◆ **Written request**: Find every line in the records below that holds the word "Groups", and copy it out.

Data records:
* Start *
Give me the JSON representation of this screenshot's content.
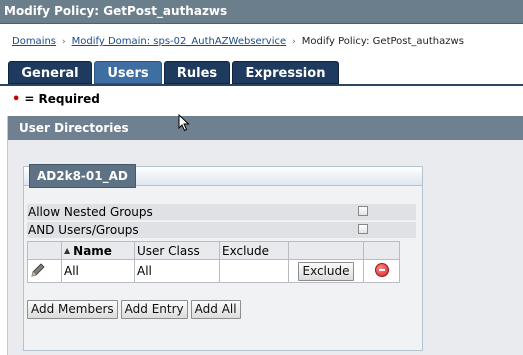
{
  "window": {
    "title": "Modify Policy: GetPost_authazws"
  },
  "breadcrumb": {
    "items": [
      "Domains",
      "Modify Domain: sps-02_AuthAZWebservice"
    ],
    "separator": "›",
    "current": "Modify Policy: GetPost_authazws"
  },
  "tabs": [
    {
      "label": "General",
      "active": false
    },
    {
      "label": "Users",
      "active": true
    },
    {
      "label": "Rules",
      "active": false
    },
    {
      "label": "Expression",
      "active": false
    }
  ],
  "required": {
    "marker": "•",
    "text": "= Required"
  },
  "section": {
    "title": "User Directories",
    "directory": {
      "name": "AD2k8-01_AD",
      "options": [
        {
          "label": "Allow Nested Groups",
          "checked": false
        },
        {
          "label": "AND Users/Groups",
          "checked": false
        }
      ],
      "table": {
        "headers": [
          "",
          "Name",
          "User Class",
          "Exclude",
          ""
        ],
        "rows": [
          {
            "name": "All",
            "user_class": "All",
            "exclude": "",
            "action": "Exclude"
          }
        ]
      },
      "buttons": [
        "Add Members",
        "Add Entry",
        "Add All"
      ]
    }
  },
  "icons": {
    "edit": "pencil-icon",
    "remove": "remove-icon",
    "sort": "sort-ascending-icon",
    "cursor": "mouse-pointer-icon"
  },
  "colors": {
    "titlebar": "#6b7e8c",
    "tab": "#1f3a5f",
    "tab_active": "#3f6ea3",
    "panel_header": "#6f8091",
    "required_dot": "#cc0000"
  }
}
* End *
◆ **Exercise solution**:
          "label": "Allow Nested Groups",
          "label": "AND Users/Groups",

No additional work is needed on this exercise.